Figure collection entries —
==*==

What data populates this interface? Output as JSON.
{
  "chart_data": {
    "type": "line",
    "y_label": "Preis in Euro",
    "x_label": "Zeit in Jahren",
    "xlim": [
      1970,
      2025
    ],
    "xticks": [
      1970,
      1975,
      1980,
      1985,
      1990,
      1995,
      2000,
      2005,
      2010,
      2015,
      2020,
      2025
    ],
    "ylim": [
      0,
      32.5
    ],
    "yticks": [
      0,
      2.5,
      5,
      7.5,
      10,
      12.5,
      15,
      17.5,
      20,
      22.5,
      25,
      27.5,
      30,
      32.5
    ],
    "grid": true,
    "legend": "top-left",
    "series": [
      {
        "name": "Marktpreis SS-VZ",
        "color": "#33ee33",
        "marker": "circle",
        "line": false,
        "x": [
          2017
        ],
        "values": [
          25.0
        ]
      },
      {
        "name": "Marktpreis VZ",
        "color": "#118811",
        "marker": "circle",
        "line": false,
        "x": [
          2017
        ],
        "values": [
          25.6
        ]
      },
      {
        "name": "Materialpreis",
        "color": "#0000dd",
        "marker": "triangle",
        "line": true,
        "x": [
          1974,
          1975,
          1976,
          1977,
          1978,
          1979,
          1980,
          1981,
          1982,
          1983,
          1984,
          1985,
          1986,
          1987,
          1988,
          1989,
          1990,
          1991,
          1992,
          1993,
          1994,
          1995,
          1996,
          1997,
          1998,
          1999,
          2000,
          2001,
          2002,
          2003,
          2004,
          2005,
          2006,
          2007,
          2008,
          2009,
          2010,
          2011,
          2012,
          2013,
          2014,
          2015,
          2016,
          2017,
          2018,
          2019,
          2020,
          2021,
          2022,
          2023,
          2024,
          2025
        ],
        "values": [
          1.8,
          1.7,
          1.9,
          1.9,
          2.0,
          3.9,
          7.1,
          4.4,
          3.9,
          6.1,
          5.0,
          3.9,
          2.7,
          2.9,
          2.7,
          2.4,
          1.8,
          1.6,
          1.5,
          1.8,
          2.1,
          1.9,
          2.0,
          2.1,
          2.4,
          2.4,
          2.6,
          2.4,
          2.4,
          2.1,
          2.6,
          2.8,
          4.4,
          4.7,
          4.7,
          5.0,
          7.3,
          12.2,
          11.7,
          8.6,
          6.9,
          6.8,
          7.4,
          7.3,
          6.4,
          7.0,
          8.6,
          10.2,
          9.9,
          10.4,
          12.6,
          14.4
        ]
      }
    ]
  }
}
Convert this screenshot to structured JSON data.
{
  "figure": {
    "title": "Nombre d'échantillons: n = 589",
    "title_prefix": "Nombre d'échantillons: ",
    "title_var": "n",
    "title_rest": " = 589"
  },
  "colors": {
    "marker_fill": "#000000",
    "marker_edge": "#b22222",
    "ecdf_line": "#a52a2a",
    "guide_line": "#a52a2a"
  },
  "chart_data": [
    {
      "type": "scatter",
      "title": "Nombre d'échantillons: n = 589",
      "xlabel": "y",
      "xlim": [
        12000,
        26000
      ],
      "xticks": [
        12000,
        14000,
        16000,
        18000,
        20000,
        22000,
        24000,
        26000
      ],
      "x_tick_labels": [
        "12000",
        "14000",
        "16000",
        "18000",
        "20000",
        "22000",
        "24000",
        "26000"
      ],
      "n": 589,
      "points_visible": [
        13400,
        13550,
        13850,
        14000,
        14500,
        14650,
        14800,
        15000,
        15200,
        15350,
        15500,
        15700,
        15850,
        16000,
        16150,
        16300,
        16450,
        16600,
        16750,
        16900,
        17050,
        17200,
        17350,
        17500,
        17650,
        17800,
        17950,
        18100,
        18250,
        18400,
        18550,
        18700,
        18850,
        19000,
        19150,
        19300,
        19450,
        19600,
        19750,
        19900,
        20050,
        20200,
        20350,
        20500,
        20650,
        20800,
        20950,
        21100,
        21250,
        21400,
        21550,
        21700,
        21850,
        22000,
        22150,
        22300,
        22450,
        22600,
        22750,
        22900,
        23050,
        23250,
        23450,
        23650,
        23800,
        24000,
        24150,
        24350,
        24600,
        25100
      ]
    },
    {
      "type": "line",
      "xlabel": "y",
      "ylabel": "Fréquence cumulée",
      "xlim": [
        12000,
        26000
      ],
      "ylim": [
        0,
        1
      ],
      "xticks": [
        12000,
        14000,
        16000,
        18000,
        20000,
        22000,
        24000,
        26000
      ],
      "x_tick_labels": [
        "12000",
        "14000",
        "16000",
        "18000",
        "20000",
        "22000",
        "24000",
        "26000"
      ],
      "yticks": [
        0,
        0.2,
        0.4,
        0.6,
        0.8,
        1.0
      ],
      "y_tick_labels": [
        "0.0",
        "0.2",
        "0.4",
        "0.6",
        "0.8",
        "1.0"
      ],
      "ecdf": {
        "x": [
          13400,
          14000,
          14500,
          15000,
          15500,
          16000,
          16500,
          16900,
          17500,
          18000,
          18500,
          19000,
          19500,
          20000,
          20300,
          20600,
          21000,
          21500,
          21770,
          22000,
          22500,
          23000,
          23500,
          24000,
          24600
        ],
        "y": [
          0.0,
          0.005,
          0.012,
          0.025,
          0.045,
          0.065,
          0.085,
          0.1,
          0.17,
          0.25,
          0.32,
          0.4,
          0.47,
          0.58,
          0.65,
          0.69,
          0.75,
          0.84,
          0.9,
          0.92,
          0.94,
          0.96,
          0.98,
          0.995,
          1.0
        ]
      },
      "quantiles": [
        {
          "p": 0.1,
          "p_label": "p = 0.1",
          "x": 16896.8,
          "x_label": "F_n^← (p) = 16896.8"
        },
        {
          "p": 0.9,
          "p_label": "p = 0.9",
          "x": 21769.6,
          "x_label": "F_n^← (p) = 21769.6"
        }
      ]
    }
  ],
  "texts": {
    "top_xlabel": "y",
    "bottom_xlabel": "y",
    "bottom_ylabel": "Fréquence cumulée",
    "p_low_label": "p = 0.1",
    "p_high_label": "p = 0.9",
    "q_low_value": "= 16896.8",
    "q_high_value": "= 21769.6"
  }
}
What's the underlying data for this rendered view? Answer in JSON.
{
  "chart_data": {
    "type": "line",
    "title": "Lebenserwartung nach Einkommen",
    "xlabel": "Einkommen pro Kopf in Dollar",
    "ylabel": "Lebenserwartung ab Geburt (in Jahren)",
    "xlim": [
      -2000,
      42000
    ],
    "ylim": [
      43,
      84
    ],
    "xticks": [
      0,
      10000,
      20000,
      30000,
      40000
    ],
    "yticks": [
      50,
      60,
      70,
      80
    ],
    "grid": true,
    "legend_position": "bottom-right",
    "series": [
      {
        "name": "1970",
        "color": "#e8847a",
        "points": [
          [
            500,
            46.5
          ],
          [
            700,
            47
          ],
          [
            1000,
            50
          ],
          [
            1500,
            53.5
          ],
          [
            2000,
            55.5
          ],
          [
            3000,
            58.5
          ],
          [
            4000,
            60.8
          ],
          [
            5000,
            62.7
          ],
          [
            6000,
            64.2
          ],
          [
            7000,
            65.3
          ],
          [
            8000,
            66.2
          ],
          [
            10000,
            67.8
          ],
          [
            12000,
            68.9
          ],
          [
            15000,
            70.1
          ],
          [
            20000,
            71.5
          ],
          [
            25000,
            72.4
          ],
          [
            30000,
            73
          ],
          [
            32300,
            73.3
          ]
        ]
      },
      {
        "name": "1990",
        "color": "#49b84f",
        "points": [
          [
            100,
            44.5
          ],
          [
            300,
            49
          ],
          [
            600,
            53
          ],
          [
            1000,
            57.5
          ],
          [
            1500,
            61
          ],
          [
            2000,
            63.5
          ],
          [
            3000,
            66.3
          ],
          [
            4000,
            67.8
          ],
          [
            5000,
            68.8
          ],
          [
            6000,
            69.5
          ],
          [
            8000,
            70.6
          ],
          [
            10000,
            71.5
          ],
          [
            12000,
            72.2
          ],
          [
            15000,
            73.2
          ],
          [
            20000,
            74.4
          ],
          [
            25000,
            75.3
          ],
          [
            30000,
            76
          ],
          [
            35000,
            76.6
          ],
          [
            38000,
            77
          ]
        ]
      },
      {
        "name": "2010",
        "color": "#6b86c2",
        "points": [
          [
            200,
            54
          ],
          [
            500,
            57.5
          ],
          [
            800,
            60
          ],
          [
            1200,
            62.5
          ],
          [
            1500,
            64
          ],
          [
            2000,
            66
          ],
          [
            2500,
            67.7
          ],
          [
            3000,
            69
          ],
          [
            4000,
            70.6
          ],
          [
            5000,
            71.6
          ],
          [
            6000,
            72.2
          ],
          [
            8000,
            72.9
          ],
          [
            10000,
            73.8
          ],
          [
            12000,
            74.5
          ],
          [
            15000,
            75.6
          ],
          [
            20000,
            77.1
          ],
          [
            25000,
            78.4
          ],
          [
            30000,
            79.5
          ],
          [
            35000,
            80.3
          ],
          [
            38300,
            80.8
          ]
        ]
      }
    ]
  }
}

==*==

YOUR OBJECTIVE — Find the number of lines in which the word "type" occurs, and write nothing but that number.

SOLUTION TO THIS EXERCISE — 4